→ **Records to use**:

— begin —

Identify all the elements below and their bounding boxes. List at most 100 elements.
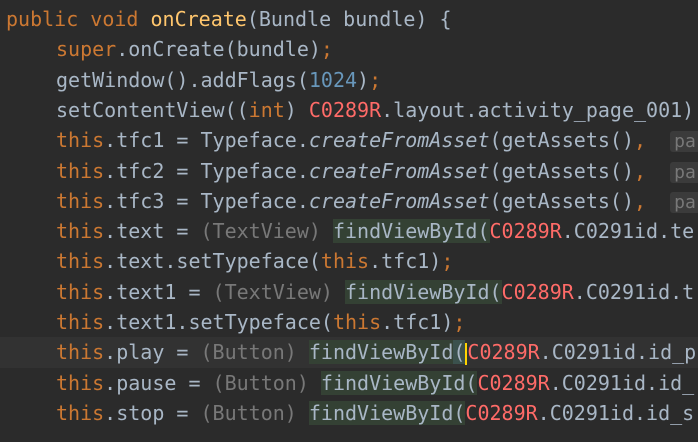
code-token: .pause = bbox=[104, 370, 213, 395]
code-line[interactable]: public void onCreate(Bundle bundle) { bbox=[0, 4, 698, 35]
code-token: this bbox=[56, 370, 105, 395]
code-token: ; bbox=[320, 37, 333, 62]
code-line-content: super.onCreate(bundle); bbox=[56, 34, 333, 65]
code-token: ( bbox=[453, 340, 466, 365]
code-token: ; bbox=[441, 249, 454, 274]
code-line-content: this.play = (Button) findViewById(C0289R… bbox=[56, 337, 696, 368]
code-line-content: this.tfc2 = Typeface.createFromAsset(get… bbox=[56, 156, 698, 187]
code-token: 1024 bbox=[308, 67, 358, 92]
code-token: (Bundle bundle) { bbox=[246, 7, 452, 31]
code-token: ; bbox=[453, 310, 466, 334]
code-line[interactable]: super.onCreate(bundle); bbox=[0, 34, 698, 65]
code-token: .C0291id.id_p bbox=[539, 340, 697, 365]
code-line[interactable]: this.tfc2 = Typeface.createFromAsset(get… bbox=[0, 156, 698, 187]
code-token: int bbox=[248, 97, 285, 122]
code-token: C0289R bbox=[489, 219, 562, 244]
code-token: (Button) bbox=[200, 400, 309, 425]
code-token: .play = bbox=[104, 340, 201, 365]
code-line[interactable]: this.text1.setTypeface(this.tfc1); bbox=[0, 307, 698, 338]
code-token: .text1 = bbox=[104, 279, 213, 304]
code-token: setContentView(( bbox=[56, 97, 249, 122]
code-token: onCreate bbox=[150, 7, 247, 31]
code-line[interactable]: this.tfc3 = Typeface.createFromAsset(get… bbox=[0, 186, 698, 217]
code-token: super bbox=[56, 37, 117, 62]
parameter-hint: pa bbox=[670, 131, 698, 153]
code-token: .layout.activity_page_001) bbox=[381, 97, 695, 122]
code-token: this bbox=[320, 249, 370, 274]
code-token: this bbox=[56, 340, 105, 365]
code-token: .C0291id.id_ bbox=[549, 370, 695, 395]
code-token: .text.setTypeface( bbox=[104, 249, 321, 274]
code-token: findViewById( bbox=[345, 279, 502, 304]
code-token: this bbox=[56, 128, 105, 153]
code-token: findViewById( bbox=[308, 400, 466, 425]
code-line-content: this.text1 = (TextView) findViewById(C02… bbox=[56, 277, 694, 308]
code-line-content: public void onCreate(Bundle bundle) { bbox=[6, 4, 452, 35]
code-token: (TextView) bbox=[200, 219, 333, 244]
code-token: C0289R bbox=[501, 279, 574, 304]
code-line-content: this.text = (TextView) findViewById(C028… bbox=[56, 216, 694, 247]
code-token: .C0291id.id_s bbox=[537, 400, 695, 425]
code-token: .tfc1 = Typeface. bbox=[104, 128, 309, 153]
code-line[interactable]: this.text = (TextView) findViewById(C028… bbox=[0, 216, 698, 247]
code-token: C0289R bbox=[465, 400, 538, 425]
code-line[interactable]: getWindow().addFlags(1024); bbox=[0, 65, 698, 96]
code-line[interactable]: this.text1 = (TextView) findViewById(C02… bbox=[0, 277, 698, 308]
code-token: createFromAsset bbox=[308, 188, 490, 213]
code-token: .C0291id.t bbox=[573, 279, 695, 304]
code-token: findViewById( bbox=[320, 370, 478, 395]
code-line-content: setContentView((int) C0289R.layout.activ… bbox=[56, 95, 694, 126]
code-token: getWindow().addFlags( bbox=[56, 67, 309, 92]
code-token: this bbox=[56, 310, 105, 334]
code-line-content: this.pause = (Button) findViewById(C0289… bbox=[56, 368, 694, 399]
code-token: , bbox=[634, 128, 671, 153]
code-token: ; bbox=[369, 67, 382, 92]
code-token: , bbox=[634, 158, 671, 183]
code-token: public void bbox=[6, 7, 151, 31]
code-token: .onCreate(bundle) bbox=[116, 37, 321, 62]
code-token: , bbox=[634, 188, 671, 213]
code-token: .tfc3 = Typeface. bbox=[104, 188, 309, 213]
code-token: this bbox=[56, 188, 105, 213]
code-line[interactable]: this.stop = (Button) findViewById(C0289R… bbox=[0, 398, 698, 429]
code-token: C0289R bbox=[308, 97, 382, 122]
code-token: .tfc1) bbox=[381, 310, 454, 334]
code-token: findViewById bbox=[308, 340, 454, 365]
code-token: .stop = bbox=[104, 400, 201, 425]
code-token: (TextView) bbox=[212, 279, 345, 304]
parameter-hint: pa bbox=[670, 161, 698, 183]
code-token: (getAssets() bbox=[489, 188, 635, 213]
code-line[interactable]: this.text.setTypeface(this.tfc1); bbox=[0, 246, 698, 277]
code-token: findViewById( bbox=[332, 219, 490, 244]
code-token: (Button) bbox=[200, 340, 309, 365]
code-token: .tfc2 = Typeface. bbox=[104, 158, 309, 183]
code-token: C0289R bbox=[467, 340, 540, 365]
code-line[interactable]: this.tfc1 = Typeface.createFromAsset(get… bbox=[0, 125, 698, 156]
code-token: this bbox=[56, 400, 105, 425]
code-token: .tfc1) bbox=[369, 249, 442, 274]
code-line[interactable]: this.pause = (Button) findViewById(C0289… bbox=[0, 368, 698, 399]
code-token: createFromAsset bbox=[308, 158, 490, 183]
code-line-content: this.tfc3 = Typeface.createFromAsset(get… bbox=[56, 186, 698, 217]
code-line-content: this.tfc1 = Typeface.createFromAsset(get… bbox=[56, 125, 698, 156]
code-token: (getAssets() bbox=[489, 158, 635, 183]
code-editor[interactable]: public void onCreate(Bundle bundle) {sup… bbox=[0, 0, 698, 442]
code-token: this bbox=[332, 310, 382, 334]
parameter-hint: pa bbox=[670, 191, 698, 213]
code-line-content: this.text1.setTypeface(this.tfc1); bbox=[56, 307, 465, 338]
code-token: .text1.setTypeface( bbox=[104, 310, 333, 334]
code-line-content: this.stop = (Button) findViewById(C0289R… bbox=[56, 398, 694, 429]
code-token: createFromAsset bbox=[308, 128, 490, 153]
code-line[interactable]: setContentView((int) C0289R.layout.activ… bbox=[0, 95, 698, 126]
code-token: this bbox=[56, 249, 105, 274]
code-line-content: getWindow().addFlags(1024); bbox=[56, 65, 381, 96]
code-token: (Button) bbox=[212, 370, 321, 395]
code-token: ) bbox=[357, 67, 370, 92]
code-token: this bbox=[56, 219, 105, 244]
code-token: ) bbox=[284, 97, 309, 122]
code-token: .text = bbox=[104, 219, 201, 244]
code-token: this bbox=[56, 279, 105, 304]
code-token: C0289R bbox=[477, 370, 550, 395]
code-line[interactable]: this.play = (Button) findViewById(C0289R… bbox=[0, 337, 698, 369]
code-token: this bbox=[56, 158, 105, 183]
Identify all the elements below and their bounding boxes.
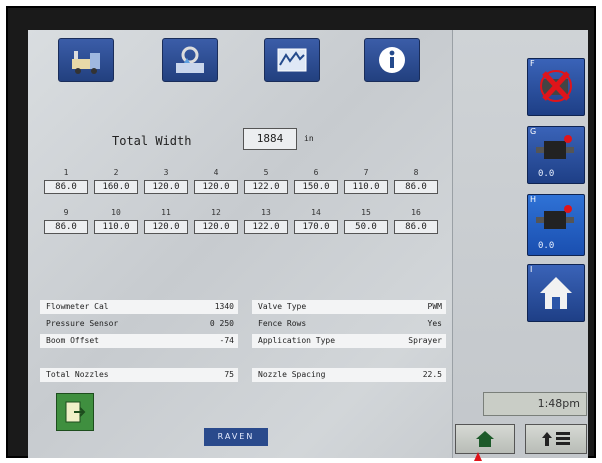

— end —

→ **What you are asked to do**: Copy all of the data above line for line, without changing anything, and leave out the pictures.

→ **Exercise solution**:
Identify all the elements below and their bounding boxes. List at most 100 elements.
code-token: .pause = bbox=[104, 370, 213, 395]
code-line[interactable]: public void onCreate(Bundle bundle) { bbox=[0, 4, 698, 35]
code-token: this bbox=[56, 370, 105, 395]
code-token: ; bbox=[320, 37, 333, 62]
code-line-content: super.onCreate(bundle); bbox=[56, 34, 333, 65]
code-token: ( bbox=[453, 340, 466, 365]
code-token: ; bbox=[441, 249, 454, 274]
code-line-content: this.play = (Button) findViewById(C0289R… bbox=[56, 337, 696, 368]
code-line-content: this.tfc2 = Typeface.createFromAsset(get… bbox=[56, 156, 698, 187]
code-token: 1024 bbox=[308, 67, 358, 92]
code-token: (Bundle bundle) { bbox=[246, 7, 452, 31]
code-token: ; bbox=[453, 310, 466, 334]
code-line[interactable]: super.onCreate(bundle); bbox=[0, 34, 698, 65]
code-token: .C0291id.id_p bbox=[539, 340, 697, 365]
code-line[interactable]: this.tfc2 = Typeface.createFromAsset(get… bbox=[0, 156, 698, 187]
code-token: int bbox=[248, 97, 285, 122]
code-token: C0289R bbox=[489, 219, 562, 244]
code-token: (Button) bbox=[200, 400, 309, 425]
code-token: .play = bbox=[104, 340, 201, 365]
code-line[interactable]: this.text1.setTypeface(this.tfc1); bbox=[0, 307, 698, 338]
code-token: .text1 = bbox=[104, 279, 213, 304]
code-token: setContentView(( bbox=[56, 97, 249, 122]
code-token: onCreate bbox=[150, 7, 247, 31]
code-line[interactable]: this.tfc3 = Typeface.createFromAsset(get… bbox=[0, 186, 698, 217]
code-token: super bbox=[56, 37, 117, 62]
parameter-hint: pa bbox=[670, 131, 698, 153]
code-token: .layout.activity_page_001) bbox=[381, 97, 695, 122]
code-token: this bbox=[320, 249, 370, 274]
code-token: this bbox=[56, 340, 105, 365]
code-token: .C0291id.id_ bbox=[549, 370, 695, 395]
code-token: .text.setTypeface( bbox=[104, 249, 321, 274]
code-token: findViewById( bbox=[345, 279, 502, 304]
code-token: this bbox=[56, 128, 105, 153]
code-token: findViewById( bbox=[308, 400, 466, 425]
code-line-content: this.text1 = (TextView) findViewById(C02… bbox=[56, 277, 694, 308]
code-line-content: public void onCreate(Bundle bundle) { bbox=[6, 4, 452, 35]
code-token: (TextView) bbox=[200, 219, 333, 244]
code-token: C0289R bbox=[501, 279, 574, 304]
code-line-content: this.text = (TextView) findViewById(C028… bbox=[56, 216, 694, 247]
code-token: .C0291id.id_s bbox=[537, 400, 695, 425]
code-token: .tfc1 = Typeface. bbox=[104, 128, 309, 153]
code-line[interactable]: this.text = (TextView) findViewById(C028… bbox=[0, 216, 698, 247]
code-token: C0289R bbox=[465, 400, 538, 425]
code-line[interactable]: getWindow().addFlags(1024); bbox=[0, 65, 698, 96]
code-line[interactable]: this.text1 = (TextView) findViewById(C02… bbox=[0, 277, 698, 308]
code-token: createFromAsset bbox=[308, 188, 490, 213]
code-token: .C0291id.t bbox=[573, 279, 695, 304]
code-token: findViewById( bbox=[320, 370, 478, 395]
code-line-content: setContentView((int) C0289R.layout.activ… bbox=[56, 95, 694, 126]
code-token: getWindow().addFlags( bbox=[56, 67, 309, 92]
code-token: this bbox=[56, 310, 105, 334]
code-line-content: this.pause = (Button) findViewById(C0289… bbox=[56, 368, 694, 399]
code-token: , bbox=[634, 128, 671, 153]
code-token: ; bbox=[369, 67, 382, 92]
code-token: , bbox=[634, 158, 671, 183]
code-token: public void bbox=[6, 7, 151, 31]
code-token: .onCreate(bundle) bbox=[116, 37, 321, 62]
code-token: , bbox=[634, 188, 671, 213]
code-token: .tfc3 = Typeface. bbox=[104, 188, 309, 213]
code-token: this bbox=[56, 188, 105, 213]
code-line[interactable]: this.stop = (Button) findViewById(C0289R… bbox=[0, 398, 698, 429]
code-token: C0289R bbox=[308, 97, 382, 122]
code-token: .tfc1) bbox=[381, 310, 454, 334]
code-token: findViewById bbox=[308, 340, 454, 365]
code-token: .stop = bbox=[104, 400, 201, 425]
code-token: (TextView) bbox=[212, 279, 345, 304]
parameter-hint: pa bbox=[670, 161, 698, 183]
code-token: (getAssets() bbox=[489, 188, 635, 213]
code-line[interactable]: this.text.setTypeface(this.tfc1); bbox=[0, 246, 698, 277]
code-token: findViewById( bbox=[332, 219, 490, 244]
code-token: (Button) bbox=[200, 340, 309, 365]
code-token: .tfc2 = Typeface. bbox=[104, 158, 309, 183]
code-token: C0289R bbox=[467, 340, 540, 365]
code-line[interactable]: this.tfc1 = Typeface.createFromAsset(get… bbox=[0, 125, 698, 156]
code-token: this bbox=[56, 400, 105, 425]
code-token: .tfc1) bbox=[369, 249, 442, 274]
code-line[interactable]: this.pause = (Button) findViewById(C0289… bbox=[0, 368, 698, 399]
code-token: createFromAsset bbox=[308, 158, 490, 183]
code-line-content: this.tfc3 = Typeface.createFromAsset(get… bbox=[56, 186, 698, 217]
code-line-content: this.tfc1 = Typeface.createFromAsset(get… bbox=[56, 125, 698, 156]
code-token: (getAssets() bbox=[489, 158, 635, 183]
code-editor[interactable]: public void onCreate(Bundle bundle) {sup… bbox=[0, 0, 698, 442]
code-token: this bbox=[332, 310, 382, 334]
parameter-hint: pa bbox=[670, 191, 698, 213]
code-line-content: this.text1.setTypeface(this.tfc1); bbox=[56, 307, 465, 338]
code-token: .text1.setTypeface( bbox=[104, 310, 333, 334]
code-line-content: this.stop = (Button) findViewById(C0289R… bbox=[56, 398, 694, 429]
code-token: createFromAsset bbox=[308, 128, 490, 153]
code-line[interactable]: setContentView((int) C0289R.layout.activ… bbox=[0, 95, 698, 126]
code-token: this bbox=[56, 249, 105, 274]
code-line-content: getWindow().addFlags(1024); bbox=[56, 65, 381, 96]
code-token: (Button) bbox=[212, 370, 321, 395]
code-token: ) bbox=[357, 67, 370, 92]
code-token: this bbox=[56, 219, 105, 244]
code-token: ) bbox=[284, 97, 309, 122]
code-token: .text = bbox=[104, 219, 201, 244]
code-token: this bbox=[56, 279, 105, 304]
code-token: C0289R bbox=[477, 370, 550, 395]
code-line[interactable]: this.play = (Button) findViewById(C0289R… bbox=[0, 337, 698, 369]
code-token: this bbox=[56, 158, 105, 183]
Identify all the elements below and their bounding boxes.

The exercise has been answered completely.